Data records
=-=-=-=-=
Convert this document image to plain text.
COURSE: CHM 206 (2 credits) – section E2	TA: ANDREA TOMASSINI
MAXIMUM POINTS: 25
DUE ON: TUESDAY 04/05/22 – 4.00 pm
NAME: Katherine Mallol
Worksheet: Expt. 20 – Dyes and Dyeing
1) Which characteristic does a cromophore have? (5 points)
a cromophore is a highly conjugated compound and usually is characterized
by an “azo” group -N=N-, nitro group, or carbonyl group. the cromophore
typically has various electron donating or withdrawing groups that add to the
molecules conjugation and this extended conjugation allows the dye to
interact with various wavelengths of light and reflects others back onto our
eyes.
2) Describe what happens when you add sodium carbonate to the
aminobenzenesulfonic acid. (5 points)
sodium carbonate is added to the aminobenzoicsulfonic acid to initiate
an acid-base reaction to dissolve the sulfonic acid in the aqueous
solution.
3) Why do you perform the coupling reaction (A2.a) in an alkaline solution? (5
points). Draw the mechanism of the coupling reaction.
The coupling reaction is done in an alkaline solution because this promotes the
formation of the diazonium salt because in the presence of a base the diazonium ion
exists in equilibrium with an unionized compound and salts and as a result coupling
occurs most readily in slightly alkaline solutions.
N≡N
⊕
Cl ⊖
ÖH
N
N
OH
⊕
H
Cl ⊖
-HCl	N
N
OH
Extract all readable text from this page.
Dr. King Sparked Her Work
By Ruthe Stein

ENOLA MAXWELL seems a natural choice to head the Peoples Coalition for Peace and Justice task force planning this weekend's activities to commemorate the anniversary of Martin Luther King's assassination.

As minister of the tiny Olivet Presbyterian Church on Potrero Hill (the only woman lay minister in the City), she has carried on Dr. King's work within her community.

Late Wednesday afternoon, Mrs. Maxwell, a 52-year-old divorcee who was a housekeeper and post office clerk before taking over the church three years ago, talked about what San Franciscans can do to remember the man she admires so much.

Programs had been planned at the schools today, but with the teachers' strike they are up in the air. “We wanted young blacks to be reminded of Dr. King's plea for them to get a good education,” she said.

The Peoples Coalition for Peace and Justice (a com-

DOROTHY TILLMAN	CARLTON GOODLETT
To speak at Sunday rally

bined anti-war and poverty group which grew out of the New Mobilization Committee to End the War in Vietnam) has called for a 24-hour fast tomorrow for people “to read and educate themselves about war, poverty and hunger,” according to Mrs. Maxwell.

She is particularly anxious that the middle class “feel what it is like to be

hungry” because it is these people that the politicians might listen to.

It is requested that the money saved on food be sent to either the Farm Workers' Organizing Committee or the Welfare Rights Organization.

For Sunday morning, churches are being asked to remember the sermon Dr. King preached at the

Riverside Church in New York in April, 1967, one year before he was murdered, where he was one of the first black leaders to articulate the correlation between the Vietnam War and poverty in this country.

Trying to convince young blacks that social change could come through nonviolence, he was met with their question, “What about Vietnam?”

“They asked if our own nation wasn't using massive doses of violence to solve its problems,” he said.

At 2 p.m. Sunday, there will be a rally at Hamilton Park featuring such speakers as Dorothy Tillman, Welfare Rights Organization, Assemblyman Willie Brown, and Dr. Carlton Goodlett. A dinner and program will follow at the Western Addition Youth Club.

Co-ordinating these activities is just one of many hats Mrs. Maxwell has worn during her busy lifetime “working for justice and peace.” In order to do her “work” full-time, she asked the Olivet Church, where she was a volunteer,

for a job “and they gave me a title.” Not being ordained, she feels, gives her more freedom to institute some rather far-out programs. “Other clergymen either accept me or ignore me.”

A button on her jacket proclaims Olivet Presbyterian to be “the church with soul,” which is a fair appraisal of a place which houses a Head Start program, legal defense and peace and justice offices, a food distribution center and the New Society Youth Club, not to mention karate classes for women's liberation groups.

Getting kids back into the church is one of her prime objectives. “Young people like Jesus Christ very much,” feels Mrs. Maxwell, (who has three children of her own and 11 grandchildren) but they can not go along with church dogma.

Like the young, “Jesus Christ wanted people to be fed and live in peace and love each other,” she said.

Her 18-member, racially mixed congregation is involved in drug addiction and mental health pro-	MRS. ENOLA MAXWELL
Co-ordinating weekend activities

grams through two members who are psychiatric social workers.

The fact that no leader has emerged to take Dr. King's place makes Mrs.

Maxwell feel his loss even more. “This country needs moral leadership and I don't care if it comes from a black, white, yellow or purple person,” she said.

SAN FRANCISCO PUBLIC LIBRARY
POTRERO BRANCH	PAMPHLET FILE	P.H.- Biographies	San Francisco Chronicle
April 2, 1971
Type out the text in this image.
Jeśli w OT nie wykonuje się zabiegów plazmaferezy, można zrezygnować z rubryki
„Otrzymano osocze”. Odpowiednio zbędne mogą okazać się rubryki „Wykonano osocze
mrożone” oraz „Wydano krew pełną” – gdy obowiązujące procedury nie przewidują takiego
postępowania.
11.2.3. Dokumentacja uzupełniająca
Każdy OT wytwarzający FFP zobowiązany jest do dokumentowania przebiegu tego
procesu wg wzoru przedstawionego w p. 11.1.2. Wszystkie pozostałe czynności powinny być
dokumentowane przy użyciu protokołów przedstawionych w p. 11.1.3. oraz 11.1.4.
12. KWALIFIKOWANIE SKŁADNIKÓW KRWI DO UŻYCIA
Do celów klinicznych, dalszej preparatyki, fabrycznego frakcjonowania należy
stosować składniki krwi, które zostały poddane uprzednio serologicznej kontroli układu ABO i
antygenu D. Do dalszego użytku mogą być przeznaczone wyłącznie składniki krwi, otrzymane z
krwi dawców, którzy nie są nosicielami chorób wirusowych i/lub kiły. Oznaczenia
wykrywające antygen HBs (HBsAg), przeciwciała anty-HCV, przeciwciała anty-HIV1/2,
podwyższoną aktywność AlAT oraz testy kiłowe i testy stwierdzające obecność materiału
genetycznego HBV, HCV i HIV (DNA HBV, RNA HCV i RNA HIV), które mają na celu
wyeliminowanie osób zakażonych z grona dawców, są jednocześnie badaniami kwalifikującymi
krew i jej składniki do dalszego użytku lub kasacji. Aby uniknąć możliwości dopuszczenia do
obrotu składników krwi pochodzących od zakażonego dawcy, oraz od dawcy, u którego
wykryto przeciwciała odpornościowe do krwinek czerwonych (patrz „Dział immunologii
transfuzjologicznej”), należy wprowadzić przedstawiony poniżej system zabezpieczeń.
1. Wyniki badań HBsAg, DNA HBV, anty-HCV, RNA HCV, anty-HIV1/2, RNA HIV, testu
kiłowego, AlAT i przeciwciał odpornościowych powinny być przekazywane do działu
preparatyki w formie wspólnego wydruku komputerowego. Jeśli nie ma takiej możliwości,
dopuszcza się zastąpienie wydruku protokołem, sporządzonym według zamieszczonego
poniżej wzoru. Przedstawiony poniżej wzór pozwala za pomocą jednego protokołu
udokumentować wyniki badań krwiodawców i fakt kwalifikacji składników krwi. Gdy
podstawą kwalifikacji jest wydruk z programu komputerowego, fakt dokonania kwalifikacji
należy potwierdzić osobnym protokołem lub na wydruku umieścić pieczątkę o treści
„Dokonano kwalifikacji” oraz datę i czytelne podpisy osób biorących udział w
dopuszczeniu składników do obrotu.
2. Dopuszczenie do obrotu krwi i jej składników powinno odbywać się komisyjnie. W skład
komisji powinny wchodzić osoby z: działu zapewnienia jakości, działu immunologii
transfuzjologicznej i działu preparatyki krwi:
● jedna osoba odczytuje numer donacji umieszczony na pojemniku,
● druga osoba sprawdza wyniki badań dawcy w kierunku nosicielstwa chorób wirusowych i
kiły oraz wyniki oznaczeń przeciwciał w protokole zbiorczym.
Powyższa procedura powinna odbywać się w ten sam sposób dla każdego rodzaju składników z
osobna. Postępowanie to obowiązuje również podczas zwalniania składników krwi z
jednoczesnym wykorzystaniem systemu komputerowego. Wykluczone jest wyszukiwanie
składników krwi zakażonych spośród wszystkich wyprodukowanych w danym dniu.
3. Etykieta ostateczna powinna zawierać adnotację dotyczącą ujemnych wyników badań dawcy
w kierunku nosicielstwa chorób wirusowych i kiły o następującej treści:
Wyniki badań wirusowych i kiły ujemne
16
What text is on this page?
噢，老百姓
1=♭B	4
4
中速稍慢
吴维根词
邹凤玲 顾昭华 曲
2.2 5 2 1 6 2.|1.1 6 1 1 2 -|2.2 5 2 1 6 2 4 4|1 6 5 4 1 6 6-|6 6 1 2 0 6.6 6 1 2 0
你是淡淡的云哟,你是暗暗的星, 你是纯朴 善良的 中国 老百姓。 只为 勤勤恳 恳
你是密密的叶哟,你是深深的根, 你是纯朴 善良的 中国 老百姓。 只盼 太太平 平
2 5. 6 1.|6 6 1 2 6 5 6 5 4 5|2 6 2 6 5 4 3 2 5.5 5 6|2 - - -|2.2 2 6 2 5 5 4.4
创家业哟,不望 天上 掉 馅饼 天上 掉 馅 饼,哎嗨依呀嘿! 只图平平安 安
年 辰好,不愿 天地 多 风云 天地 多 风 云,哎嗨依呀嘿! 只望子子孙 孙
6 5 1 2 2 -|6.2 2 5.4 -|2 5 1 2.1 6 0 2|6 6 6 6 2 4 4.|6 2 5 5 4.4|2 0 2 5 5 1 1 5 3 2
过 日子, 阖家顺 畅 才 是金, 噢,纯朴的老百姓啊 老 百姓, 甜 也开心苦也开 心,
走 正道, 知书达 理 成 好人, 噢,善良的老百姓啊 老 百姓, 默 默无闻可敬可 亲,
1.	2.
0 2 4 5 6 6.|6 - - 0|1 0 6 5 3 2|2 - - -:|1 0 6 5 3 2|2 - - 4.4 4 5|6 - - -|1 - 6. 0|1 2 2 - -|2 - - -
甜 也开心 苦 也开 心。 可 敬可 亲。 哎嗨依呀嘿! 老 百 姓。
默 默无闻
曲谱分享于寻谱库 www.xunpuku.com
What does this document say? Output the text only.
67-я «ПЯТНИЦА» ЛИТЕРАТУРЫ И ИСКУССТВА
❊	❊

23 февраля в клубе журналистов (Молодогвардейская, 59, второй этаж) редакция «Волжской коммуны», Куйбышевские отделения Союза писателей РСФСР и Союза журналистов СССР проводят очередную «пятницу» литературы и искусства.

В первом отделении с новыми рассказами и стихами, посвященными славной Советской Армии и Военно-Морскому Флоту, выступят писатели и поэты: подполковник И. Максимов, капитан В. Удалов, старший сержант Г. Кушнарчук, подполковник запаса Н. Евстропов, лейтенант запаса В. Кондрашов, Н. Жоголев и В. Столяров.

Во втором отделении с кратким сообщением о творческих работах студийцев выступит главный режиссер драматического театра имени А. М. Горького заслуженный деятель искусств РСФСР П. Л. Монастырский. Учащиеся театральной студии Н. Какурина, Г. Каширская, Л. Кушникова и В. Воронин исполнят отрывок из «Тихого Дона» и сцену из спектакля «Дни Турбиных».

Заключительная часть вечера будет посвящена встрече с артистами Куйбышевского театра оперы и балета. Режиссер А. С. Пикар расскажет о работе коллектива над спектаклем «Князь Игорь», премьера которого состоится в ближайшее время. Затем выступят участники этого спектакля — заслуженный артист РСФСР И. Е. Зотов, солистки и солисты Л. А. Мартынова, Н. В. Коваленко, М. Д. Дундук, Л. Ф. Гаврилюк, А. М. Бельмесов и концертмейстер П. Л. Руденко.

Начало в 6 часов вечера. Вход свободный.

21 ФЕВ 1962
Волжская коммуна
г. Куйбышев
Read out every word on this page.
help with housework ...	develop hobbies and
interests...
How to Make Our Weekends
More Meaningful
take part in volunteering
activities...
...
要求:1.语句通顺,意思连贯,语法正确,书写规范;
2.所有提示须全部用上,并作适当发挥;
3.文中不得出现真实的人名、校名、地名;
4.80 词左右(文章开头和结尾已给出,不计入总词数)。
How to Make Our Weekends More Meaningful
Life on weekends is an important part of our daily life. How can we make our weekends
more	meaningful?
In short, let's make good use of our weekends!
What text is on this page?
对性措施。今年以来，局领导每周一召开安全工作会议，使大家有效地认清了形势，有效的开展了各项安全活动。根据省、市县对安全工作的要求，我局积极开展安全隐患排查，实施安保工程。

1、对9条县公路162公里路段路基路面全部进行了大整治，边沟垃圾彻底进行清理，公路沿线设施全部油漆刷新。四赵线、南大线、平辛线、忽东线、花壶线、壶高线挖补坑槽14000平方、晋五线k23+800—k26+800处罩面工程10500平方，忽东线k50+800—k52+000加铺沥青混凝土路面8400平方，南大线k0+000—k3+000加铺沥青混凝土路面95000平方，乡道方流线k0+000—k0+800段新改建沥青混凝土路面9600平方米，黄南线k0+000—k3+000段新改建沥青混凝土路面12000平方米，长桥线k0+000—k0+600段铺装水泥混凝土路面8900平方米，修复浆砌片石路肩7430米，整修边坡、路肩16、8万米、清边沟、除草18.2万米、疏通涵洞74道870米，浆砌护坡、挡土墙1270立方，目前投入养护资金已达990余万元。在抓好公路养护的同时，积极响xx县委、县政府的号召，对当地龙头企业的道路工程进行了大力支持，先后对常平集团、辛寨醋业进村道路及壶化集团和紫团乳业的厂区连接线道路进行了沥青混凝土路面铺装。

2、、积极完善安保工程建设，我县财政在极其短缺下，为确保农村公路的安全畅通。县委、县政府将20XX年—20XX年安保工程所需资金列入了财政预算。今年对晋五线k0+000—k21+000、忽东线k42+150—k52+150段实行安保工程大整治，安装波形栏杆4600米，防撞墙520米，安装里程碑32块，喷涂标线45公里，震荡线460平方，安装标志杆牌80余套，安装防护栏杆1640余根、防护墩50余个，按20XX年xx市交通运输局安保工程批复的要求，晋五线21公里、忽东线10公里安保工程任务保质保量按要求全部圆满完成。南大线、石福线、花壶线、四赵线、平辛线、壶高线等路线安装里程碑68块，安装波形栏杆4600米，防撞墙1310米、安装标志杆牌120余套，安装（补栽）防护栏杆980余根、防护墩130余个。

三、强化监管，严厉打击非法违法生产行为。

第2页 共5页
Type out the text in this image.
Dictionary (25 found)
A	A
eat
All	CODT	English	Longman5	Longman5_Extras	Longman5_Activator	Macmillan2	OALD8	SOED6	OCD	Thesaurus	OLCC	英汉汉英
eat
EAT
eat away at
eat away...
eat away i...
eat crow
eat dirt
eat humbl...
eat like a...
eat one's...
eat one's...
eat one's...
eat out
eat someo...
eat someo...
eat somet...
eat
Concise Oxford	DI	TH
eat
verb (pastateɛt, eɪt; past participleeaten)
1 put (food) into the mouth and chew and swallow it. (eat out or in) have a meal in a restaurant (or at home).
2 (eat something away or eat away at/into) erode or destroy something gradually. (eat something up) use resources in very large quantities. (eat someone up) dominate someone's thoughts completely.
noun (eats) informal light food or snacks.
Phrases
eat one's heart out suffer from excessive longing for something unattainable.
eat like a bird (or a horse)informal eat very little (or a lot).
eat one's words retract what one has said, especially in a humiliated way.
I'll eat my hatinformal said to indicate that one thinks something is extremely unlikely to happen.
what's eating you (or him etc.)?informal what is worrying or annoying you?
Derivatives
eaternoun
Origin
=-=-=-=-=
Required task
Write down only how many lines in the listing contain the word "oraz".

Answer for the task
6